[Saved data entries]
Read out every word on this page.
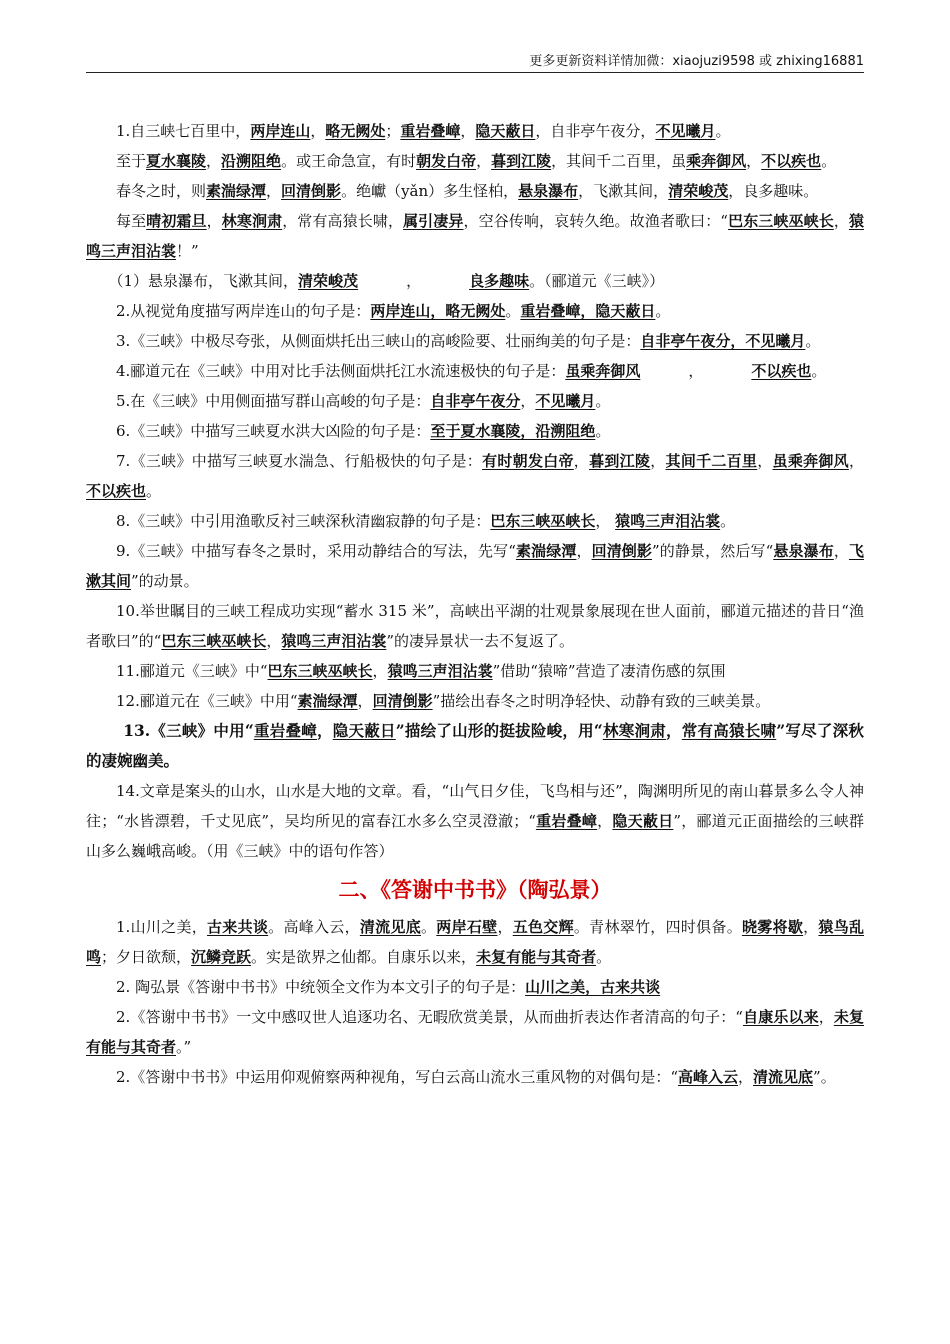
更多更新资料详情加微：xiaojuzi9598 或 zhixing16881

1.自三峡七百里中，两岸连山，略无阙处；重岩叠嶂，隐天蔽日，自非亭午夜分，不见曦月。

至于夏水襄陵，沿溯阻绝。或王命急宣，有时朝发白帝，暮到江陵，其间千二百里，虽乘奔御风，不以疾也。

春冬之时，则素湍绿潭，回清倒影。绝巘（yǎn）多生怪柏，悬泉瀑布，飞漱其间，清荣峻茂，良多趣味。

每至晴初霜旦，林寒涧肃，常有高猿长啸，属引凄异，空谷传响，哀转久绝。故渔者歌曰：“巴东三峡巫峡长，猿鸣三声泪沾裳！”

（1）悬泉瀑布，飞漱其间，清荣峻茂	，	良多趣味。（郦道元《三峡》）

2.从视觉角度描写两岸连山的句子是：两岸连山，略无阙处。重岩叠嶂，隐天蔽日。

3.《三峡》中极尽夸张，从侧面烘托出三峡山的高峻险要、壮丽绚美的句子是：自非亭午夜分，不见曦月。

4.郦道元在《三峡》中用对比手法侧面烘托江水流速极快的句子是：虽乘奔御风	，	不以疾也。

5.在《三峡》中用侧面描写群山高峻的句子是：自非亭午夜分，不见曦月。

6.《三峡》中描写三峡夏水洪大凶险的句子是：至于夏水襄陵，沿溯阻绝。

7.《三峡》中描写三峡夏水湍急、行船极快的句子是：有时朝发白帝，暮到江陵，其间千二百里，虽乘奔御风，不以疾也。

8.《三峡》中引用渔歌反衬三峡深秋清幽寂静的句子是：巴东三峡巫峡长， 猿鸣三声泪沾裳。

9.《三峡》中描写春冬之景时，采用动静结合的写法，先写“素湍绿潭，回清倒影”的静景，然后写“悬泉瀑布，飞漱其间”的动景。

10.举世瞩目的三峡工程成功实现“蓄水 315 米”，高峡出平湖的壮观景象展现在世人面前，郦道元描述的昔日“渔者歌曰”的“巴东三峡巫峡长，猿鸣三声泪沾裳”的凄异景状一去不复返了。

11.郦道元《三峡》中“巴东三峡巫峡长，猿鸣三声泪沾裳”借助“猿啼”营造了凄清伤感的氛围

12.郦道元在《三峡》中用“素湍绿潭，回清倒影”描绘出春冬之时明净轻快、动静有致的三峡美景。

13.《三峡》中用“重岩叠嶂，隐天蔽日”描绘了山形的挺拔险峻，用“林寒涧肃，常有高猿长啸”写尽了深秋的凄婉幽美。

14.文章是案头的山水，山水是大地的文章。看，“山气日夕佳，飞鸟相与还”，陶渊明所见的南山暮景多么令人神往；“水皆漂碧，千丈见底”，吴均所见的富春江水多么空灵澄澈；“重岩叠嶂，隐天蔽日”，郦道元正面描绘的三峡群山多么巍峨高峻。（用《三峡》中的语句作答）

二、《答谢中书书》（陶弘景）

1.山川之美，古来共谈。高峰入云，清流见底。两岸石壁，五色交辉。青林翠竹，四时俱备。晓雾将歇，猿鸟乱鸣；夕日欲颓，沉鳞竞跃。实是欲界之仙都。自康乐以来，未复有能与其奇者。

2. 陶弘景《答谢中书书》中统领全文作为本文引子的句子是：山川之美，古来共谈

2.《答谢中书书》一文中感叹世人追逐功名、无暇欣赏美景，从而曲折表达作者清高的句子：“自康乐以来，未复有能与其奇者。”

2.《答谢中书书》中运用仰观俯察两种视角，写白云高山流水三重风物的对偶句是：“高峰入云，清流见底”。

→ PROBLEM DETAILS
Without including any picture, repeat the data exactly.

→ COMPLETED EXERCISE
Read out every word on this page.
更多更新资料详情加微：xiaojuzi9598 或 zhixing16881

1.自三峡七百里中，两岸连山，略无阙处；重岩叠嶂，隐天蔽日，自非亭午夜分，不见曦月。

至于夏水襄陵，沿溯阻绝。或王命急宣，有时朝发白帝，暮到江陵，其间千二百里，虽乘奔御风，不以疾也。

春冬之时，则素湍绿潭，回清倒影。绝巘（yǎn）多生怪柏，悬泉瀑布，飞漱其间，清荣峻茂，良多趣味。

每至晴初霜旦，林寒涧肃，常有高猿长啸，属引凄异，空谷传响，哀转久绝。故渔者歌曰：“巴东三峡巫峡长，猿鸣三声泪沾裳！”

（1）悬泉瀑布，飞漱其间，清荣峻茂	，	良多趣味。（郦道元《三峡》）

2.从视觉角度描写两岸连山的句子是：两岸连山，略无阙处。重岩叠嶂，隐天蔽日。

3.《三峡》中极尽夸张，从侧面烘托出三峡山的高峻险要、壮丽绚美的句子是：自非亭午夜分，不见曦月。

4.郦道元在《三峡》中用对比手法侧面烘托江水流速极快的句子是：虽乘奔御风	，	不以疾也。

5.在《三峡》中用侧面描写群山高峻的句子是：自非亭午夜分，不见曦月。

6.《三峡》中描写三峡夏水洪大凶险的句子是：至于夏水襄陵，沿溯阻绝。

7.《三峡》中描写三峡夏水湍急、行船极快的句子是：有时朝发白帝，暮到江陵，其间千二百里，虽乘奔御风，不以疾也。

8.《三峡》中引用渔歌反衬三峡深秋清幽寂静的句子是：巴东三峡巫峡长， 猿鸣三声泪沾裳。

9.《三峡》中描写春冬之景时，采用动静结合的写法，先写“素湍绿潭，回清倒影”的静景，然后写“悬泉瀑布，飞漱其间”的动景。

10.举世瞩目的三峡工程成功实现“蓄水 315 米”，高峡出平湖的壮观景象展现在世人面前，郦道元描述的昔日“渔者歌曰”的“巴东三峡巫峡长，猿鸣三声泪沾裳”的凄异景状一去不复返了。

11.郦道元《三峡》中“巴东三峡巫峡长，猿鸣三声泪沾裳”借助“猿啼”营造了凄清伤感的氛围

12.郦道元在《三峡》中用“素湍绿潭，回清倒影”描绘出春冬之时明净轻快、动静有致的三峡美景。

13.《三峡》中用“重岩叠嶂，隐天蔽日”描绘了山形的挺拔险峻，用“林寒涧肃，常有高猿长啸”写尽了深秋的凄婉幽美。

14.文章是案头的山水，山水是大地的文章。看，“山气日夕佳，飞鸟相与还”，陶渊明所见的南山暮景多么令人神往；“水皆漂碧，千丈见底”，吴均所见的富春江水多么空灵澄澈；“重岩叠嶂，隐天蔽日”，郦道元正面描绘的三峡群山多么巍峨高峻。（用《三峡》中的语句作答）

二、《答谢中书书》（陶弘景）

1.山川之美，古来共谈。高峰入云，清流见底。两岸石壁，五色交辉。青林翠竹，四时俱备。晓雾将歇，猿鸟乱鸣；夕日欲颓，沉鳞竞跃。实是欲界之仙都。自康乐以来，未复有能与其奇者。

2. 陶弘景《答谢中书书》中统领全文作为本文引子的句子是：山川之美，古来共谈

2.《答谢中书书》一文中感叹世人追逐功名、无暇欣赏美景，从而曲折表达作者清高的句子：“自康乐以来，未复有能与其奇者。”

2.《答谢中书书》中运用仰观俯察两种视角，写白云高山流水三重风物的对偶句是：“高峰入云，清流见底”。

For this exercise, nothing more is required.